* _TEXTE À LIRE_
Cameroun, visite de la chefferie de Bandjoun

14 octobre 2013

Cameroun, visite de la chefferie de Bandjoun

A 20 km de Bafoussam, sur la route de Bagangté, se trouve la chefferie de Bandjoun, la plus belle du pays Bamiléké. Des chemins sinueux, bordés de clôtures enfermant des bananiers, mènent à une succession de cases traditionnelles, bien alignées et soutenues par des piliers de bois sculpté, sorte de colonnades autour de l’habitat qui mérite d’être détaillée.
Les façades sont faites de bambous patiemment liés avec des fibres végétales; certaines sont ornées de motifs géométriques. Les portes, encadrées de panneaux sculptés, sont surélevées à 50 cm du sol pour que les eaux d’écoulement et les animaux ne les franchissent pas. L’ensemble est surmonté d’un lourd toit conique suffisamment épais pour ne pas laisser filtrer les gouttes de pluie.
L’extérieur de la case tend à changer de plus en plus, malgré la volonté de certains notables Bamilékés qui essayent de conserver l’ancienne architecture locale. Le toit de chaume est remplacé par un toit de tôle ondulée et les rideaux en bambou ne couvrent plus les façades. Par contre, l’intérieur des cases reste partout le même. Le foyer est au centre de la grande pièce; trois pierres suffisent à supporter les marmites. Tout le mobilier est en bambou; telle l’échelle pour grimper au grenier où est stockée la réserve de maïs, d’arachides et de bois, également les étagères pour ranger les ustensiles ménagers, les lits et même les tabourets.

* _DONNÉES FOURNIES_

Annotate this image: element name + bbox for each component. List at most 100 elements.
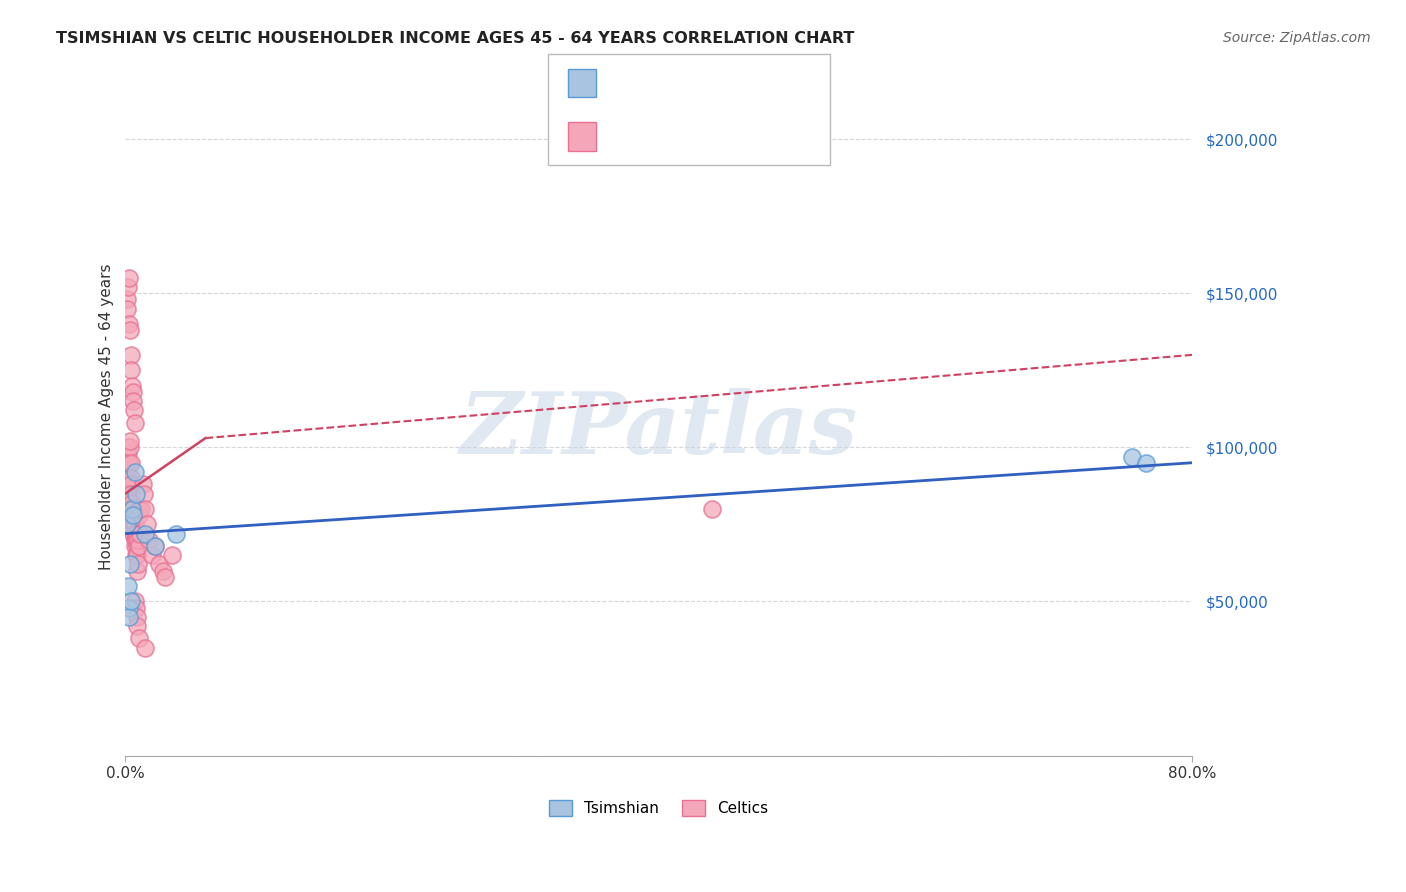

* _TRAVAIL À FAIRE_
A – Pour chaque affirmation, dites par oui ou par non si elle concorde avec le texte sur la chefferie de Bandjoun, en citant les mots du texte qui tranchent. (i) La chefferie de Bandjoun est à 20 km de Bafoussam. (ii) Les portes des cases sont au niveau du sol. (iii) L’intérieur des cases a beaucoup changé.
B – D’après le texte sur la chefferie de Bandjoun, que stocke-t-on dans le grenier ?
C – Poursuivez le texte sur la chefferie de Bandjoun après sa dernière phrase.

* _RÉPONSES_
A –
(i) Oui : « A 20 km de Bafoussam, sur la route de Bagangté, se trouve la chefferie de Bandjoun ».
(ii) Non : « sont surélevées à 50 cm du sol ».
(iii) Non : « l’intérieur des cases reste partout le même ».

B – La réserve de maïs, d’arachides et de bois.

C –
La chefferie contient aussi un musée où l’on trouve les accessoires des anciens chefs, le patrimoine de la famille, mais aussi un grand bâtiment moderne qui sert de salle de fêtes, de salle de réunion..
La grande case mesure 17 m de haut et servait autrefois de résidence au chef. Elle fut construite par le roi NOTOUOM I il y a plus de quatre siècles environ. Depuis, elle est régulièrement restaurée. Sa partie supérieure est utilisée comme grenier à arachides et à maïs, à l’instar des autres cases. Elle est constituée de 3 couloirs et d’une salle de réunion décorées de peaux de lion, symbole du chef, de panthère, symbole des grands notables et des portes avec gravures de lézards, symbole des petits notables. Elle supportée par des piliers sculptés dont ceux du milieu sont les plus anciens, ayant résisté aux trois incendies qui ont eu lieu à la chefferie.
La structure de la chefferie ressemble à celle de la concession des notables. L’entrée principale mène à la grande case et les cases des femmes sont situées des deux côtés de la route. Les femmes d’un côté sont dirigées par la première épouse encore appelée « nkoung » et celles de l’autre par « Djuikam », la femme de son prédécesseur qu’il prend pendant l’initiation.
Les concessions initiatiques entourent la chefferie et sont dirigées par des notables très influents. Exemple des différentes concessions d’initiation du chef ou « Fam », la concession du bracelet royal et la concession de « Taptouom-Kwamou », l’un des deux initiateurs du « Todjom », remède initiatique que l’on administre à tous les bébés Bandjounais quel que soit le lieu où ils vivent.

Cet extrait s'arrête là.